## [What the exercise asks]
Pick out each line of the records that includes the string "Konsantrasyon", and copy it.

start

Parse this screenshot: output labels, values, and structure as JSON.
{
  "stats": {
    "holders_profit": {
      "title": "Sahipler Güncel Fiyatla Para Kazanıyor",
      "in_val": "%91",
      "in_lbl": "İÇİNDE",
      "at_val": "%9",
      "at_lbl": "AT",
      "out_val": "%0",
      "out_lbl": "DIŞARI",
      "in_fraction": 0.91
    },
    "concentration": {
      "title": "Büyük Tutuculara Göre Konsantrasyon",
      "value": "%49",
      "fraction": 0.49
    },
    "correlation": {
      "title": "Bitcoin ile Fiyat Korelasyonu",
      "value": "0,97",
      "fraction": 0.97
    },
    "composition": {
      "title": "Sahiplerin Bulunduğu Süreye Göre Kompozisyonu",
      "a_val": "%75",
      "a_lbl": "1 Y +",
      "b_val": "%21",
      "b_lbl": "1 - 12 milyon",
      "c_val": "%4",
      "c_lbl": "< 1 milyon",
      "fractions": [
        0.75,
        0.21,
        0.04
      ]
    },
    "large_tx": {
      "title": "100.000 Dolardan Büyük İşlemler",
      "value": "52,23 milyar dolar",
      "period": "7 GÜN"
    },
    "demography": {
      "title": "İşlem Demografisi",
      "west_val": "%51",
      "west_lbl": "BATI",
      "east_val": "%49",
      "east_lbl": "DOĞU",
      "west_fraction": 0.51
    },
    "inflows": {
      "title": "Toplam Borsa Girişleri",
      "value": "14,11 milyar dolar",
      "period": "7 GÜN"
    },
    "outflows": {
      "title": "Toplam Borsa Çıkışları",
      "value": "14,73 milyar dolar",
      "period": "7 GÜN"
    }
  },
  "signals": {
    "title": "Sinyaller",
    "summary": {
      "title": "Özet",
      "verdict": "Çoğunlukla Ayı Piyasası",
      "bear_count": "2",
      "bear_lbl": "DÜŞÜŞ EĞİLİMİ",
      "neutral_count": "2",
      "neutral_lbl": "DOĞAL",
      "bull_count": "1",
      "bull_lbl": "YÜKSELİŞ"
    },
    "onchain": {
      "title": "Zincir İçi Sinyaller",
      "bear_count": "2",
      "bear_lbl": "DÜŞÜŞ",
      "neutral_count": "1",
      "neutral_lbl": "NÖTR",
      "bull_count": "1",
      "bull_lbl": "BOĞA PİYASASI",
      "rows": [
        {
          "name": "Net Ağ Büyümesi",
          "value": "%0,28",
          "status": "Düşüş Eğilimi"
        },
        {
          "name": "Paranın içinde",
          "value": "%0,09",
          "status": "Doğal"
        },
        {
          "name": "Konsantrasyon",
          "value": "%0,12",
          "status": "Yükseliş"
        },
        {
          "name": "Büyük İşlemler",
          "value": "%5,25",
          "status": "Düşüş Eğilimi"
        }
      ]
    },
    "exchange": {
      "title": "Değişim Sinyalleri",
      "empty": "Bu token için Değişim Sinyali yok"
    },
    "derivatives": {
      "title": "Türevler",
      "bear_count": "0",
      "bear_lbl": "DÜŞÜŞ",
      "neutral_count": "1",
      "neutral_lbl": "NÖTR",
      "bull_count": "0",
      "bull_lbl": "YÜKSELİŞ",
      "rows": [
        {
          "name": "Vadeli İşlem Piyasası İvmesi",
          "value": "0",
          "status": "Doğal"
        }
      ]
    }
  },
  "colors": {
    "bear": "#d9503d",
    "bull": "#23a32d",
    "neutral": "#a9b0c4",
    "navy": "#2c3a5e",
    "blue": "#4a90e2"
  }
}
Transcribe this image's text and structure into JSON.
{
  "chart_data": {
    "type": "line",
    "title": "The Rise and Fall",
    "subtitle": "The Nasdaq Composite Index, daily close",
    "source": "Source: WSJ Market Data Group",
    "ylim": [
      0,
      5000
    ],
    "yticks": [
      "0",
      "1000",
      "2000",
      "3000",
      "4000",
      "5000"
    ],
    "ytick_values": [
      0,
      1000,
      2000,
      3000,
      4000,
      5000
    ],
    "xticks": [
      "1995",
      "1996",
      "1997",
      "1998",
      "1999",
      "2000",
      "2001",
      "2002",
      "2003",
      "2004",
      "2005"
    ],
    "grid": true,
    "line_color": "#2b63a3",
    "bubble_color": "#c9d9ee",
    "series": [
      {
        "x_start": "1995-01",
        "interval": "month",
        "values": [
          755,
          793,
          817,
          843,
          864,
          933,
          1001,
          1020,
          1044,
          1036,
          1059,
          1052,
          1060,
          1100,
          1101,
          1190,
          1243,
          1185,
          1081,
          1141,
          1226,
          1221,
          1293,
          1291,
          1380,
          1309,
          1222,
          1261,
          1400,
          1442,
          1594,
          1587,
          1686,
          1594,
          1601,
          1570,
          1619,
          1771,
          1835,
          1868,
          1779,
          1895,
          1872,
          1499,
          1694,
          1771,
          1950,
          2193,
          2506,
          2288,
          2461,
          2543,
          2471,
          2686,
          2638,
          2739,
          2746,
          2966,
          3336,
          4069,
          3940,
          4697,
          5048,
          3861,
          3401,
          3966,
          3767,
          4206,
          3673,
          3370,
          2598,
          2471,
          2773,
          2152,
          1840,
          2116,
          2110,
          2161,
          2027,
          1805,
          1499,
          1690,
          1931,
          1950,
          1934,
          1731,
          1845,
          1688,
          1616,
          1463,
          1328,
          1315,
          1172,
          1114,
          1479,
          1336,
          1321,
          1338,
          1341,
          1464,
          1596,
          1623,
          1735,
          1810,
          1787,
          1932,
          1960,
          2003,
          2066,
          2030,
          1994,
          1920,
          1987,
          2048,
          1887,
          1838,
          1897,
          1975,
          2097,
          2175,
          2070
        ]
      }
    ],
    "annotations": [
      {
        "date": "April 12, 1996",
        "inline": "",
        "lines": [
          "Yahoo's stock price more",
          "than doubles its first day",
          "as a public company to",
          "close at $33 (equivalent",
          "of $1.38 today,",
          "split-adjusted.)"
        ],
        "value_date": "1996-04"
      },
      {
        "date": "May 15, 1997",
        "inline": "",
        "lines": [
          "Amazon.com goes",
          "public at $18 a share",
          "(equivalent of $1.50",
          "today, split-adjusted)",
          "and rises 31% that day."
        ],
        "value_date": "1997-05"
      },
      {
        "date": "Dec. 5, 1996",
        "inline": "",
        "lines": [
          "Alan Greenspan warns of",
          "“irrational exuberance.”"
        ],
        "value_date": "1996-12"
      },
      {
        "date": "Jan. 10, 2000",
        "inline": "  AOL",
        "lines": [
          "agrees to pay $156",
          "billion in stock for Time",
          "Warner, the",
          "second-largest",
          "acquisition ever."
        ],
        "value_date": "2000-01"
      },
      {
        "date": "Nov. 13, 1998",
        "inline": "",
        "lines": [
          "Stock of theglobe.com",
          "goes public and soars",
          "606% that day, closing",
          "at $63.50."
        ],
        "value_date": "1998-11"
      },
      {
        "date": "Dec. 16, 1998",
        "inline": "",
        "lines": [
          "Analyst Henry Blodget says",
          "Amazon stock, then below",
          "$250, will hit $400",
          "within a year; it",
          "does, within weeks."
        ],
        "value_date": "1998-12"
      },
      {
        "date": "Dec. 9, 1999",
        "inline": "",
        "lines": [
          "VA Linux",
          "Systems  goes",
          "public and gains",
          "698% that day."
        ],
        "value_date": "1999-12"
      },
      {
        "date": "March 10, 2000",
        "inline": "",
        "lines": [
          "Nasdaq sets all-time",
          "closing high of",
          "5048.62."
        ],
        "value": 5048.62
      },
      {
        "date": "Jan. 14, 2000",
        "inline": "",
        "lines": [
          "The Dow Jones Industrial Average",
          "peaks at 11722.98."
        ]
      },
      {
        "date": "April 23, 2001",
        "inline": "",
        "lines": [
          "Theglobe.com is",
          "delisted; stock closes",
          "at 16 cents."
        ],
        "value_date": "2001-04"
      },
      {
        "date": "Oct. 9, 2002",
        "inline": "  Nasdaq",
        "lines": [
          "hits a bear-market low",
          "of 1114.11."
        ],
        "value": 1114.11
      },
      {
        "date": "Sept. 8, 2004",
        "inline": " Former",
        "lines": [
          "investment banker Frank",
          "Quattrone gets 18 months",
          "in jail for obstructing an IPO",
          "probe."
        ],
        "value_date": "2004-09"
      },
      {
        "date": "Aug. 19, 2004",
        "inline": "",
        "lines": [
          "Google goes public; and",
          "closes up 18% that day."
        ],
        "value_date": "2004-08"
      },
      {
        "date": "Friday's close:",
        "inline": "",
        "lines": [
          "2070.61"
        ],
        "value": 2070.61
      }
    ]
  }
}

end

## [The output]
      "title": "Büyük Tutuculara Göre Konsantrasyon",
          "name": "Konsantrasyon",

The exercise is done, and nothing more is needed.